_GOAL OF THE EXERCISE_.
Extract from the listing below each line that contains the string "header".

_RECORDED INFORMATION_.
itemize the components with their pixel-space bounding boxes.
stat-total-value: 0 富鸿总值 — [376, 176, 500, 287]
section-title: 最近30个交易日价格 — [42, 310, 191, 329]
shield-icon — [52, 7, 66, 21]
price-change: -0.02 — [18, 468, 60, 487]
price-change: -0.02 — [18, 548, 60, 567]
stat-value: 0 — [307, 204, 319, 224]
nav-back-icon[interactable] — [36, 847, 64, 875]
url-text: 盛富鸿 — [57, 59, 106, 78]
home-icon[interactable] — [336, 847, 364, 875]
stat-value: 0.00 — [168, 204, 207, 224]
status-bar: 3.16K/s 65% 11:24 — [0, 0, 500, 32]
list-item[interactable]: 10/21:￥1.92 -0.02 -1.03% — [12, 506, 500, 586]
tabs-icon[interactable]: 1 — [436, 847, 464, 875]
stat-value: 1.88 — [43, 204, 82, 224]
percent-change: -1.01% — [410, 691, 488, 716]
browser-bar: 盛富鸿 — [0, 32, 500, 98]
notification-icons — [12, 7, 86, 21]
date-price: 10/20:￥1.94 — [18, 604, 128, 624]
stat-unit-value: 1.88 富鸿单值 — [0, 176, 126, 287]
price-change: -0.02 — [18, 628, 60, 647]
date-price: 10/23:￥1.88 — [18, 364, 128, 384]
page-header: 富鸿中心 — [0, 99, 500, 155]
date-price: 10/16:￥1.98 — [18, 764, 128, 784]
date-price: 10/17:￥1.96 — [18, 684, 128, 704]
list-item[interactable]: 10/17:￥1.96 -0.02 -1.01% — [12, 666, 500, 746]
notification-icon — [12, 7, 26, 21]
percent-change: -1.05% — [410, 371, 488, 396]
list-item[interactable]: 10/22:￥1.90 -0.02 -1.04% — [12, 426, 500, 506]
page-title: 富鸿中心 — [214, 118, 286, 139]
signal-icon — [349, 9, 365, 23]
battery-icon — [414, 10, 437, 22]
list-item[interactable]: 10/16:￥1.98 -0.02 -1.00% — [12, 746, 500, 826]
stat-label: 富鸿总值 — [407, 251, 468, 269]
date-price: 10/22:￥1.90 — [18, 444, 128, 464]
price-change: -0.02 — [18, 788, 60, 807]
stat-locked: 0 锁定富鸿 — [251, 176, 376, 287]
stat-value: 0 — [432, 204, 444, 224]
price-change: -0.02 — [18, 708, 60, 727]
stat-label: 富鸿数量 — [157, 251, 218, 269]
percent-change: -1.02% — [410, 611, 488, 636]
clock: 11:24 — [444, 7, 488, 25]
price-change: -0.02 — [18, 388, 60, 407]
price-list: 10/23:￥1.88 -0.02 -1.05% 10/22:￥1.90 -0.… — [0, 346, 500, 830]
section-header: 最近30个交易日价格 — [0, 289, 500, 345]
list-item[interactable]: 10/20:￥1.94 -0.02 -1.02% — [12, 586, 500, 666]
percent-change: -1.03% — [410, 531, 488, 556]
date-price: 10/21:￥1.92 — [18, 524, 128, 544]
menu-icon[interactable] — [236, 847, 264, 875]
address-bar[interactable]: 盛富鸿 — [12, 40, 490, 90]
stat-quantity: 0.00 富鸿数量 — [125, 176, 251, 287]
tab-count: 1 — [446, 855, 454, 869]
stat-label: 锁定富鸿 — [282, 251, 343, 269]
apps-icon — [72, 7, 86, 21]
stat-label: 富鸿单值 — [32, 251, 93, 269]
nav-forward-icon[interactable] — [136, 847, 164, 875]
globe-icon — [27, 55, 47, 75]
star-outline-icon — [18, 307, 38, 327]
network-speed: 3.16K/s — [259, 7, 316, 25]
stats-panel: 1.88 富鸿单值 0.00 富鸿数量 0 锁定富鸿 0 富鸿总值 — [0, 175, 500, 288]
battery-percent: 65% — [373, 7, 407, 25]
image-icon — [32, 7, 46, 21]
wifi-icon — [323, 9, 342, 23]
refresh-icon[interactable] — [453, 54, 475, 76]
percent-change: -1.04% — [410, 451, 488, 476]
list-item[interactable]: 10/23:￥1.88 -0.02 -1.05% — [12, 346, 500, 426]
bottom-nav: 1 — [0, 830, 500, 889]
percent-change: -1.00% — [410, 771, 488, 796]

_THE RESULT_.
page-header: 富鸿中心 — [0, 99, 500, 155]
section-header: 最近30个交易日价格 — [0, 289, 500, 345]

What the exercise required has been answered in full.